Exercise objective →
Give the number of lines that include the word "rgba", nothing more.

=======

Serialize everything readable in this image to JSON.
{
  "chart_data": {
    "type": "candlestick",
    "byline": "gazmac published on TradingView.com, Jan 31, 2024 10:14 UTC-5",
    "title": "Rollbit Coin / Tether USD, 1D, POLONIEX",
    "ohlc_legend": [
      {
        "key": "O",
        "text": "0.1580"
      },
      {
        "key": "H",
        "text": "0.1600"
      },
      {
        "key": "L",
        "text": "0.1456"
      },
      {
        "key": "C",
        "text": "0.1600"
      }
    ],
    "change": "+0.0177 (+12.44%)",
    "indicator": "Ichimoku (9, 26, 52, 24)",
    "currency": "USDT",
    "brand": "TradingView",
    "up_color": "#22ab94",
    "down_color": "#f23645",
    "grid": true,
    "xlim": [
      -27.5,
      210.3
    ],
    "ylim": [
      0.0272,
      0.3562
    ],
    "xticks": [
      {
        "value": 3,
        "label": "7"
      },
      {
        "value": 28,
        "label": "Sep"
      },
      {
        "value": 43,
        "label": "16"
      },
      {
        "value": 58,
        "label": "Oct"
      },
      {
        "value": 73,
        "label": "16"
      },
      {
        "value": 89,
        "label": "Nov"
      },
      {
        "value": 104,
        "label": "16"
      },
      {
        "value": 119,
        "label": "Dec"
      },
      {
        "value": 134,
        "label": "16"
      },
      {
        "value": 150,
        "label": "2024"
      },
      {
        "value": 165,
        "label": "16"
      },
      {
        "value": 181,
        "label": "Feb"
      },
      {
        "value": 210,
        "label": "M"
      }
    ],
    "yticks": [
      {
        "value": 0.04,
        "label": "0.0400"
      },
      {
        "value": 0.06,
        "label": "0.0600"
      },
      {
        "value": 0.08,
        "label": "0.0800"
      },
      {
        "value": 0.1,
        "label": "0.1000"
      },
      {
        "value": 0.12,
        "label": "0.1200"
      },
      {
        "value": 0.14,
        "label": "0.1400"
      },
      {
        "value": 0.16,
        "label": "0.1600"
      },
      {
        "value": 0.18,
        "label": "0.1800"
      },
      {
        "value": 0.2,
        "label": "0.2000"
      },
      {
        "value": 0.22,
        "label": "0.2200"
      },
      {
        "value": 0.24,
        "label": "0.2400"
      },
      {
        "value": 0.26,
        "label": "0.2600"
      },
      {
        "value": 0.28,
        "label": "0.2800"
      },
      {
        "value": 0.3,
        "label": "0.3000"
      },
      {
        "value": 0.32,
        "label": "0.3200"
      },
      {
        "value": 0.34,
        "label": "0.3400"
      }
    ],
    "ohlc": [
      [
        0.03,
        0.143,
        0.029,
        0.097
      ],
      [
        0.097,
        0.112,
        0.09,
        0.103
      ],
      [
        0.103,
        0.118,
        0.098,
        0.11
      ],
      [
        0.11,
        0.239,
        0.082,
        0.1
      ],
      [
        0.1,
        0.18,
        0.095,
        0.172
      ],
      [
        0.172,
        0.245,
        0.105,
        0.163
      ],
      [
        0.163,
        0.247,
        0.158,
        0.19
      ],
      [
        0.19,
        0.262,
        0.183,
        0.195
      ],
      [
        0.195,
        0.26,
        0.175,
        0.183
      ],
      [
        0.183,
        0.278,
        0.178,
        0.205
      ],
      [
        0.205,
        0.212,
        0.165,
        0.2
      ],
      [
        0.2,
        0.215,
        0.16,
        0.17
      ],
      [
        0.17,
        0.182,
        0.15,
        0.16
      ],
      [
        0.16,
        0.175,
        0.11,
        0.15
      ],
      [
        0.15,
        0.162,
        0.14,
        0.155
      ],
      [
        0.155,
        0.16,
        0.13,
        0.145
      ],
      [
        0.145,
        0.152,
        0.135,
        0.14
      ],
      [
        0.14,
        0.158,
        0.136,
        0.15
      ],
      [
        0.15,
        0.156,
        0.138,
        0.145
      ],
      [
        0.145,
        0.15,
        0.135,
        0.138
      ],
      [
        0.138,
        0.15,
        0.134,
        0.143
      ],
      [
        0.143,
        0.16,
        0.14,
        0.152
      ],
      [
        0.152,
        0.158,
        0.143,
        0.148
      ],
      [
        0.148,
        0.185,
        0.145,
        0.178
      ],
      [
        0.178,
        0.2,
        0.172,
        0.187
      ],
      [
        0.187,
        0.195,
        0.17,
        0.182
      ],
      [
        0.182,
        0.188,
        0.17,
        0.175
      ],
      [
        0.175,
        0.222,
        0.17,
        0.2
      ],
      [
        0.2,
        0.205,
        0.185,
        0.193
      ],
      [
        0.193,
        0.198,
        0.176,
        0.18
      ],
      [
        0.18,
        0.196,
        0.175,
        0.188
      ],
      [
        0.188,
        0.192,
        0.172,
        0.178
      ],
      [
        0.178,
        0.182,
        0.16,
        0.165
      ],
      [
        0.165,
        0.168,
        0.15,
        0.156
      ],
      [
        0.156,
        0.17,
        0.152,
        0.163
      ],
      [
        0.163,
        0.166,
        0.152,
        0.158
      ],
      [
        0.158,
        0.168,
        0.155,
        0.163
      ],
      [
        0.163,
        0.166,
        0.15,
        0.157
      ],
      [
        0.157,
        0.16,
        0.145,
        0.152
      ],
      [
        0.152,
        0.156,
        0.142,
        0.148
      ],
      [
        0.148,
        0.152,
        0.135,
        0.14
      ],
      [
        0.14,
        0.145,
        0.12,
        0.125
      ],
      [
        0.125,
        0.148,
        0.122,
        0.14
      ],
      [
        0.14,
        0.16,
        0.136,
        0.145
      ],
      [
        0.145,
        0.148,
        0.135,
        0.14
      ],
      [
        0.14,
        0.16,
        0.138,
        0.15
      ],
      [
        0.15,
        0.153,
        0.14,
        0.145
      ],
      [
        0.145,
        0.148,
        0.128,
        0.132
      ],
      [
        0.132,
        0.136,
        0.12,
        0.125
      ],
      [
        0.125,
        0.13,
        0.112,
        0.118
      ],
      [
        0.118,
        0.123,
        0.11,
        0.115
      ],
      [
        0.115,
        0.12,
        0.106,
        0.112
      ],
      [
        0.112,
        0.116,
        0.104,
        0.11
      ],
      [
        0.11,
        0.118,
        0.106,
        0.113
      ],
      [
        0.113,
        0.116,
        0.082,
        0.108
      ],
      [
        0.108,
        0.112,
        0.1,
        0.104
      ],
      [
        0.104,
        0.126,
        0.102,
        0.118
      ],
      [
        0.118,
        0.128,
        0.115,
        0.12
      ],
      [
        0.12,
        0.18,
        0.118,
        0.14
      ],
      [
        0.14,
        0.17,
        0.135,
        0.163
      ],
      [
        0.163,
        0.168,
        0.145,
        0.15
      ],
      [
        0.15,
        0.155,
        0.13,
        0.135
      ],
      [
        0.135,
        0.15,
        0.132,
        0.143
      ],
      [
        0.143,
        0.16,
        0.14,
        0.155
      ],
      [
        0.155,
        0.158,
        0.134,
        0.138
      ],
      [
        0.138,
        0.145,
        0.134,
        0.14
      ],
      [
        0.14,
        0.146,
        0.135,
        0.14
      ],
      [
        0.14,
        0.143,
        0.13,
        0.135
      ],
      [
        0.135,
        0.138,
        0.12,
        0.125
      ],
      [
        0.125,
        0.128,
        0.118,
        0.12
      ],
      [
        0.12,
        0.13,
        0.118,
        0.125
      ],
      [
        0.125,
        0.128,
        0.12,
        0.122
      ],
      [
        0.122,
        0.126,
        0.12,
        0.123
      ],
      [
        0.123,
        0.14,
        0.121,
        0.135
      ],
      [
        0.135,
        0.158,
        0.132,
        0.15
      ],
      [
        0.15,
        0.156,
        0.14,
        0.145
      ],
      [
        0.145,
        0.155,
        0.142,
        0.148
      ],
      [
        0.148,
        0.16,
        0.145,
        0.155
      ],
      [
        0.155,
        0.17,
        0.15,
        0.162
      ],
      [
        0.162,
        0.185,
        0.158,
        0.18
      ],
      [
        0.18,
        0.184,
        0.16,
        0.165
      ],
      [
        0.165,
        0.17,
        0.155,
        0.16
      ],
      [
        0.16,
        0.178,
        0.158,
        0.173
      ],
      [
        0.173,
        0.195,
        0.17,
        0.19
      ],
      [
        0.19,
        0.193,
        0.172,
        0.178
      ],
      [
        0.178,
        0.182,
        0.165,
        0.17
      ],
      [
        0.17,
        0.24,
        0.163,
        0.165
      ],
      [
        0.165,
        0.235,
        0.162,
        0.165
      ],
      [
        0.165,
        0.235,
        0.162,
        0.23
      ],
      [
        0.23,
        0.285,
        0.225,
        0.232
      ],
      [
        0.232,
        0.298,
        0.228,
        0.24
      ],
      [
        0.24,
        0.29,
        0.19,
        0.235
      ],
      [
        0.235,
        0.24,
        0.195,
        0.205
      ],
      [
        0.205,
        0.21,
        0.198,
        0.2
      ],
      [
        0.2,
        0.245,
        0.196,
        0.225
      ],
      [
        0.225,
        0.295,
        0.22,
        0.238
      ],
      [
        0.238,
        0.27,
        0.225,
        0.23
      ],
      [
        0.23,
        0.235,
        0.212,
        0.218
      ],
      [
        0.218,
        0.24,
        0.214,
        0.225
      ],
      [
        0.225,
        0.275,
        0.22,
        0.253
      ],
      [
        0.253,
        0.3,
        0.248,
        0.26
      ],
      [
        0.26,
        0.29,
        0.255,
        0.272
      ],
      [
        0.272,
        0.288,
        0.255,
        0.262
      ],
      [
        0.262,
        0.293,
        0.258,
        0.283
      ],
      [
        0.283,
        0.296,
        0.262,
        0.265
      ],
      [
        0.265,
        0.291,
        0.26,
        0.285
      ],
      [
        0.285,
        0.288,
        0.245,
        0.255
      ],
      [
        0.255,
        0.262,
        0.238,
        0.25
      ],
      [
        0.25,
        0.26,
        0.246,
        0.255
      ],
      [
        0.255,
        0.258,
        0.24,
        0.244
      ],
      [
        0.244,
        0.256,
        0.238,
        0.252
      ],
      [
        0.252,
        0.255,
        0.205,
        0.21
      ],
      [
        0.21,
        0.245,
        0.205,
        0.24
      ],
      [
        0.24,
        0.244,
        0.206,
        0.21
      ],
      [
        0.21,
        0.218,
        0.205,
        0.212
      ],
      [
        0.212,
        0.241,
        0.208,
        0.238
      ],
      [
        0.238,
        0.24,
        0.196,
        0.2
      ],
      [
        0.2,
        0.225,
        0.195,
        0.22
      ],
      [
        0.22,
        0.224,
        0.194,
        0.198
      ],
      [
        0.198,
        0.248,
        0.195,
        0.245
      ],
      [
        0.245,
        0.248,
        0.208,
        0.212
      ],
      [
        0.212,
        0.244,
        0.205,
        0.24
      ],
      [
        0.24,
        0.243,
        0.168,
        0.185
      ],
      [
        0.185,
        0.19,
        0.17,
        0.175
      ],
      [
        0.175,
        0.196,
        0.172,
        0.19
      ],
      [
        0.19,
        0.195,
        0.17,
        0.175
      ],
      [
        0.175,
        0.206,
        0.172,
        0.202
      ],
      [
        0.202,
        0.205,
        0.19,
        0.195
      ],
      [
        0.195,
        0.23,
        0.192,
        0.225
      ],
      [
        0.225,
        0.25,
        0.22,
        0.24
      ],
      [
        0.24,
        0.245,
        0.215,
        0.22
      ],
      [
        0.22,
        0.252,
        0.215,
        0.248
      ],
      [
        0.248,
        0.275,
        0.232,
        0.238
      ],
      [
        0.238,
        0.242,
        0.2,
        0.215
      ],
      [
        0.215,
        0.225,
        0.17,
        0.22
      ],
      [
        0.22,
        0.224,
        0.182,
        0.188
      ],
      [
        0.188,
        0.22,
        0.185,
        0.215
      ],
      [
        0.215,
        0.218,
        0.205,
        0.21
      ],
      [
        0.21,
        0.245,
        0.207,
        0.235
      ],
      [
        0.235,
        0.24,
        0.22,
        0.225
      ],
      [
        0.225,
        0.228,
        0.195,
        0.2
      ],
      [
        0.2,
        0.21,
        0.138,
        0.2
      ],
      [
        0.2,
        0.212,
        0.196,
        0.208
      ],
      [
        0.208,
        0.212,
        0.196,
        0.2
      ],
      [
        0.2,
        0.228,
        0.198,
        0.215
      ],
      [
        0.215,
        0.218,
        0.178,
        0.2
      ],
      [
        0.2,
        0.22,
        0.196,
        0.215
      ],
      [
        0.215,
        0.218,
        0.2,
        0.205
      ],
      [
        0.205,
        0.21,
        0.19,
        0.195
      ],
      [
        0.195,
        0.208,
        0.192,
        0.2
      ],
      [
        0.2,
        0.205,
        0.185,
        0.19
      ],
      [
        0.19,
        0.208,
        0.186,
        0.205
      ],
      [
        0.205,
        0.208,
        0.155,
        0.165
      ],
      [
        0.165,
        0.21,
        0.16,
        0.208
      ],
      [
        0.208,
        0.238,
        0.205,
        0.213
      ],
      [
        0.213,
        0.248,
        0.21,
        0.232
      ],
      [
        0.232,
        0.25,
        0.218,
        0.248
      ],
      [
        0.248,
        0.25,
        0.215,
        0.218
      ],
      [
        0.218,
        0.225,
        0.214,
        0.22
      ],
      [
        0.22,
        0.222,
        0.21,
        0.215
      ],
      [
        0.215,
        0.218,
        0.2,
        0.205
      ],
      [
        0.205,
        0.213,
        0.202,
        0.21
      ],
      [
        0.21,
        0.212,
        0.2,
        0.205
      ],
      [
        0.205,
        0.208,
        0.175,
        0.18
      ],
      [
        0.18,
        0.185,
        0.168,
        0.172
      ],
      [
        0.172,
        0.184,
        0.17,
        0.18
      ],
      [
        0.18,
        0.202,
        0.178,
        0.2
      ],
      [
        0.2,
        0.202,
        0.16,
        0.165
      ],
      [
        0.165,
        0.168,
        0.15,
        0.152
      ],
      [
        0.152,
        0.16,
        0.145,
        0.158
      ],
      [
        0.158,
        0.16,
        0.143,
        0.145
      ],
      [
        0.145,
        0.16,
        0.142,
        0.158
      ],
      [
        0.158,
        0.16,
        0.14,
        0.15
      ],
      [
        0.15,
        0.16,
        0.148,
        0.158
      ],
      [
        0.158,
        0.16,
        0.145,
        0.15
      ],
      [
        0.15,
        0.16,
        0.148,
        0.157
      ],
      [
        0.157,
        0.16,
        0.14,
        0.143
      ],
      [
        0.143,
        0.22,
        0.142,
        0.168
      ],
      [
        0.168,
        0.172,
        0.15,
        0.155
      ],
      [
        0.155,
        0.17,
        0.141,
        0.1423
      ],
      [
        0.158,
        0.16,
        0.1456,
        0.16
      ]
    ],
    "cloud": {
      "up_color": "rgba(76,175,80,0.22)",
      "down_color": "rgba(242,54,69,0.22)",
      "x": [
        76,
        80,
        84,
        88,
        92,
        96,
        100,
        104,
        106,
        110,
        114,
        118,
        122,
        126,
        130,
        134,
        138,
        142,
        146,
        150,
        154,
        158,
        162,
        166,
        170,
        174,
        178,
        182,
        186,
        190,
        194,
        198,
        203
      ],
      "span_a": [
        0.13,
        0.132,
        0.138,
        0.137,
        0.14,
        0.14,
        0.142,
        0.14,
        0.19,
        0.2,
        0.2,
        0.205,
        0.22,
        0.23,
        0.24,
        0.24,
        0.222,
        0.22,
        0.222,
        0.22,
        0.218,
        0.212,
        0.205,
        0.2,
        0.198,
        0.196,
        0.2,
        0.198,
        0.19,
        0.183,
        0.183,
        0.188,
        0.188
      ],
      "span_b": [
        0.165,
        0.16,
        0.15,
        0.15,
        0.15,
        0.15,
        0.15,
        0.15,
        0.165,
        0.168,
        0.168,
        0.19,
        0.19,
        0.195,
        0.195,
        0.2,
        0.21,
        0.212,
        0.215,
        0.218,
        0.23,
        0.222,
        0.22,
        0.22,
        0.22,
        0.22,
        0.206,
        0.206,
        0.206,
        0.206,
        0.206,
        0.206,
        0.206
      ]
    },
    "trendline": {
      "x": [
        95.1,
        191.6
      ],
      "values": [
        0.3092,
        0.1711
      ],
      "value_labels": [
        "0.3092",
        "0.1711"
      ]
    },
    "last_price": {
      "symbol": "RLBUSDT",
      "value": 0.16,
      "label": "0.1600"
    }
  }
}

=======

The answer →
2